Stated exercise – An exact copy of every record is needed.

Stored records –
───

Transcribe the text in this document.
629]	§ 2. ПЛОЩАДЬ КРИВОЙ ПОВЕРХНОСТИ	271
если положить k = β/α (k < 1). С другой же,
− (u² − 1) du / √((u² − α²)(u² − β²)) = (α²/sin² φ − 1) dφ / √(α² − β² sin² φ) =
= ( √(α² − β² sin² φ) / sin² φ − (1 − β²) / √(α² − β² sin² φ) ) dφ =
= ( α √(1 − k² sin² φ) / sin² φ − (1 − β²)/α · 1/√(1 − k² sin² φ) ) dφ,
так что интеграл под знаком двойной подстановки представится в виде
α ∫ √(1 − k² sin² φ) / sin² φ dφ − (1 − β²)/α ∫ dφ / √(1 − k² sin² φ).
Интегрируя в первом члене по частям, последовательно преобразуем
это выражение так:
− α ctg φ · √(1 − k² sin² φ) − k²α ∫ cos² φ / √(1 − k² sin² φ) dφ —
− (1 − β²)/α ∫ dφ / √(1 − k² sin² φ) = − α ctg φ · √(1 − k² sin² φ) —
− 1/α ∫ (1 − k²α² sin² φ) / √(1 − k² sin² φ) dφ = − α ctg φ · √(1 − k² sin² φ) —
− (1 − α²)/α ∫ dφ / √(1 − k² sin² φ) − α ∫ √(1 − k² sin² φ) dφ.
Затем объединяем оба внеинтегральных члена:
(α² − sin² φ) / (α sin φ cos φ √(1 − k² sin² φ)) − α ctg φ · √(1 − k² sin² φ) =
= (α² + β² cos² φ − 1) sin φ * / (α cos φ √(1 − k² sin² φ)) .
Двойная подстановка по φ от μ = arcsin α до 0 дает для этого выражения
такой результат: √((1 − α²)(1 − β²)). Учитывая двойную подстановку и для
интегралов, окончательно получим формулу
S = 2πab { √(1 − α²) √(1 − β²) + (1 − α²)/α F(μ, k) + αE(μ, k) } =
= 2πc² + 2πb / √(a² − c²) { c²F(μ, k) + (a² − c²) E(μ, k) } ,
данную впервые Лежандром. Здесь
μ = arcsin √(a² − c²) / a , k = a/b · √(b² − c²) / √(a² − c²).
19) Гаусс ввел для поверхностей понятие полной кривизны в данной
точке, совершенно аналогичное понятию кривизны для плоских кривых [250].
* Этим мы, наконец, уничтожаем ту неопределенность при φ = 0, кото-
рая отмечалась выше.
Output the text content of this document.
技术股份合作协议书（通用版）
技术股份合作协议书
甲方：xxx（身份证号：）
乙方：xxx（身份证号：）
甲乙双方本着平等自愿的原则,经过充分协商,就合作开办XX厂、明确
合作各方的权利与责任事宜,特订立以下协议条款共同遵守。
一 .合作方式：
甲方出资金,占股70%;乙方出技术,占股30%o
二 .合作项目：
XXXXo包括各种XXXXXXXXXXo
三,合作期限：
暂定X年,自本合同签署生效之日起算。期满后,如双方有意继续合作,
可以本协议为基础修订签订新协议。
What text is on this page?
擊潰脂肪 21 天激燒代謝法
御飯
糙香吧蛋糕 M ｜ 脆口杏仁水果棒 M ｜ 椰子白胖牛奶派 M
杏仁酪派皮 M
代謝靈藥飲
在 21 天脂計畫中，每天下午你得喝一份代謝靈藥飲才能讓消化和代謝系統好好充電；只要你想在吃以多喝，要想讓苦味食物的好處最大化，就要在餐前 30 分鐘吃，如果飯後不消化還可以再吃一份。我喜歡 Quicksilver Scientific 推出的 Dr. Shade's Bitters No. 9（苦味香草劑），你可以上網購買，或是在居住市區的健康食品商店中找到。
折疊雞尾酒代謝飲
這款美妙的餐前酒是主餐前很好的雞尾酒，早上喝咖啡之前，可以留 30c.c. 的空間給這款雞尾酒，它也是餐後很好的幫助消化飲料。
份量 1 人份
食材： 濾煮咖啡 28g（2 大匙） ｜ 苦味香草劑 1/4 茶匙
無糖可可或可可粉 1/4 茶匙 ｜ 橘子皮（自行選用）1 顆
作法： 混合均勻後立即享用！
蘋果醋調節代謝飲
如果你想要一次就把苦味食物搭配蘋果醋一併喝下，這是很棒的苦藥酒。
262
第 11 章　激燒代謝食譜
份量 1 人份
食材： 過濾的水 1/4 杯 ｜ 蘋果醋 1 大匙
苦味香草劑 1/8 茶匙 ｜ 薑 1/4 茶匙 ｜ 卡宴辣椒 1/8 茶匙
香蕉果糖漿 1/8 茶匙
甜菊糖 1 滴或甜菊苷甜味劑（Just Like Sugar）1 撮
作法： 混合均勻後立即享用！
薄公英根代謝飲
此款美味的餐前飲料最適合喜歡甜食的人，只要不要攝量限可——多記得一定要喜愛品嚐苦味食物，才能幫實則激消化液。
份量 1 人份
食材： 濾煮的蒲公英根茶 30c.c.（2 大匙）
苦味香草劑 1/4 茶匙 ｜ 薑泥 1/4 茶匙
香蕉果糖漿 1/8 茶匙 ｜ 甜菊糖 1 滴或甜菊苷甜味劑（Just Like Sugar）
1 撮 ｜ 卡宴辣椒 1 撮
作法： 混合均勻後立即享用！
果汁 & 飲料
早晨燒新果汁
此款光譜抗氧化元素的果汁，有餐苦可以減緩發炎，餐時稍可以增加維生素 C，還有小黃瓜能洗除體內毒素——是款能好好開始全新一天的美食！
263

───

Finished exercise –
Transcribe the text in this document.
629]	§ 2. ПЛОЩАДЬ КРИВОЙ ПОВЕРХНОСТИ	271
если положить k = β/α (k < 1). С другой же,
− (u² − 1) du / √((u² − α²)(u² − β²)) = (α²/sin² φ − 1) dφ / √(α² − β² sin² φ) =
= ( √(α² − β² sin² φ) / sin² φ − (1 − β²) / √(α² − β² sin² φ) ) dφ =
= ( α √(1 − k² sin² φ) / sin² φ − (1 − β²)/α · 1/√(1 − k² sin² φ) ) dφ,
так что интеграл под знаком двойной подстановки представится в виде
α ∫ √(1 − k² sin² φ) / sin² φ dφ − (1 − β²)/α ∫ dφ / √(1 − k² sin² φ).
Интегрируя в первом члене по частям, последовательно преобразуем
это выражение так:
− α ctg φ · √(1 − k² sin² φ) − k²α ∫ cos² φ / √(1 − k² sin² φ) dφ —
− (1 − β²)/α ∫ dφ / √(1 − k² sin² φ) = − α ctg φ · √(1 − k² sin² φ) —
− 1/α ∫ (1 − k²α² sin² φ) / √(1 − k² sin² φ) dφ = − α ctg φ · √(1 − k² sin² φ) —
− (1 − α²)/α ∫ dφ / √(1 − k² sin² φ) − α ∫ √(1 − k² sin² φ) dφ.
Затем объединяем оба внеинтегральных члена:
(α² − sin² φ) / (α sin φ cos φ √(1 − k² sin² φ)) − α ctg φ · √(1 − k² sin² φ) =
= (α² + β² cos² φ − 1) sin φ * / (α cos φ √(1 − k² sin² φ)) .
Двойная подстановка по φ от μ = arcsin α до 0 дает для этого выражения
такой результат: √((1 − α²)(1 − β²)). Учитывая двойную подстановку и для
интегралов, окончательно получим формулу
S = 2πab { √(1 − α²) √(1 − β²) + (1 − α²)/α F(μ, k) + αE(μ, k) } =
= 2πc² + 2πb / √(a² − c²) { c²F(μ, k) + (a² − c²) E(μ, k) } ,
данную впервые Лежандром. Здесь
μ = arcsin √(a² − c²) / a , k = a/b · √(b² − c²) / √(a² − c²).
19) Гаусс ввел для поверхностей понятие полной кривизны в данной
точке, совершенно аналогичное понятию кривизны для плоских кривых [250].
* Этим мы, наконец, уничтожаем ту неопределенность при φ = 0, кото-
рая отмечалась выше.
Output the text content of this document.
技术股份合作协议书（通用版）
技术股份合作协议书
甲方：xxx（身份证号：）
乙方：xxx（身份证号：）
甲乙双方本着平等自愿的原则,经过充分协商,就合作开办XX厂、明确
合作各方的权利与责任事宜,特订立以下协议条款共同遵守。
一 .合作方式：
甲方出资金,占股70%;乙方出技术,占股30%o
二 .合作项目：
XXXXo包括各种XXXXXXXXXXo
三,合作期限：
暂定X年,自本合同签署生效之日起算。期满后,如双方有意继续合作,
可以本协议为基础修订签订新协议。
What text is on this page?
擊潰脂肪 21 天激燒代謝法
御飯
糙香吧蛋糕 M ｜ 脆口杏仁水果棒 M ｜ 椰子白胖牛奶派 M
杏仁酪派皮 M
代謝靈藥飲
在 21 天脂計畫中，每天下午你得喝一份代謝靈藥飲才能讓消化和代謝系統好好充電；只要你想在吃以多喝，要想讓苦味食物的好處最大化，就要在餐前 30 分鐘吃，如果飯後不消化還可以再吃一份。我喜歡 Quicksilver Scientific 推出的 Dr. Shade's Bitters No. 9（苦味香草劑），你可以上網購買，或是在居住市區的健康食品商店中找到。
折疊雞尾酒代謝飲
這款美妙的餐前酒是主餐前很好的雞尾酒，早上喝咖啡之前，可以留 30c.c. 的空間給這款雞尾酒，它也是餐後很好的幫助消化飲料。
份量 1 人份
食材： 濾煮咖啡 28g（2 大匙） ｜ 苦味香草劑 1/4 茶匙
無糖可可或可可粉 1/4 茶匙 ｜ 橘子皮（自行選用）1 顆
作法： 混合均勻後立即享用！
蘋果醋調節代謝飲
如果你想要一次就把苦味食物搭配蘋果醋一併喝下，這是很棒的苦藥酒。
262
第 11 章　激燒代謝食譜
份量 1 人份
食材： 過濾的水 1/4 杯 ｜ 蘋果醋 1 大匙
苦味香草劑 1/8 茶匙 ｜ 薑 1/4 茶匙 ｜ 卡宴辣椒 1/8 茶匙
香蕉果糖漿 1/8 茶匙
甜菊糖 1 滴或甜菊苷甜味劑（Just Like Sugar）1 撮
作法： 混合均勻後立即享用！
薄公英根代謝飲
此款美味的餐前飲料最適合喜歡甜食的人，只要不要攝量限可——多記得一定要喜愛品嚐苦味食物，才能幫實則激消化液。
份量 1 人份
食材： 濾煮的蒲公英根茶 30c.c.（2 大匙）
苦味香草劑 1/4 茶匙 ｜ 薑泥 1/4 茶匙
香蕉果糖漿 1/8 茶匙 ｜ 甜菊糖 1 滴或甜菊苷甜味劑（Just Like Sugar）
1 撮 ｜ 卡宴辣椒 1 撮
作法： 混合均勻後立即享用！
果汁 & 飲料
早晨燒新果汁
此款光譜抗氧化元素的果汁，有餐苦可以減緩發炎，餐時稍可以增加維生素 C，還有小黃瓜能洗除體內毒素——是款能好好開始全新一天的美食！
263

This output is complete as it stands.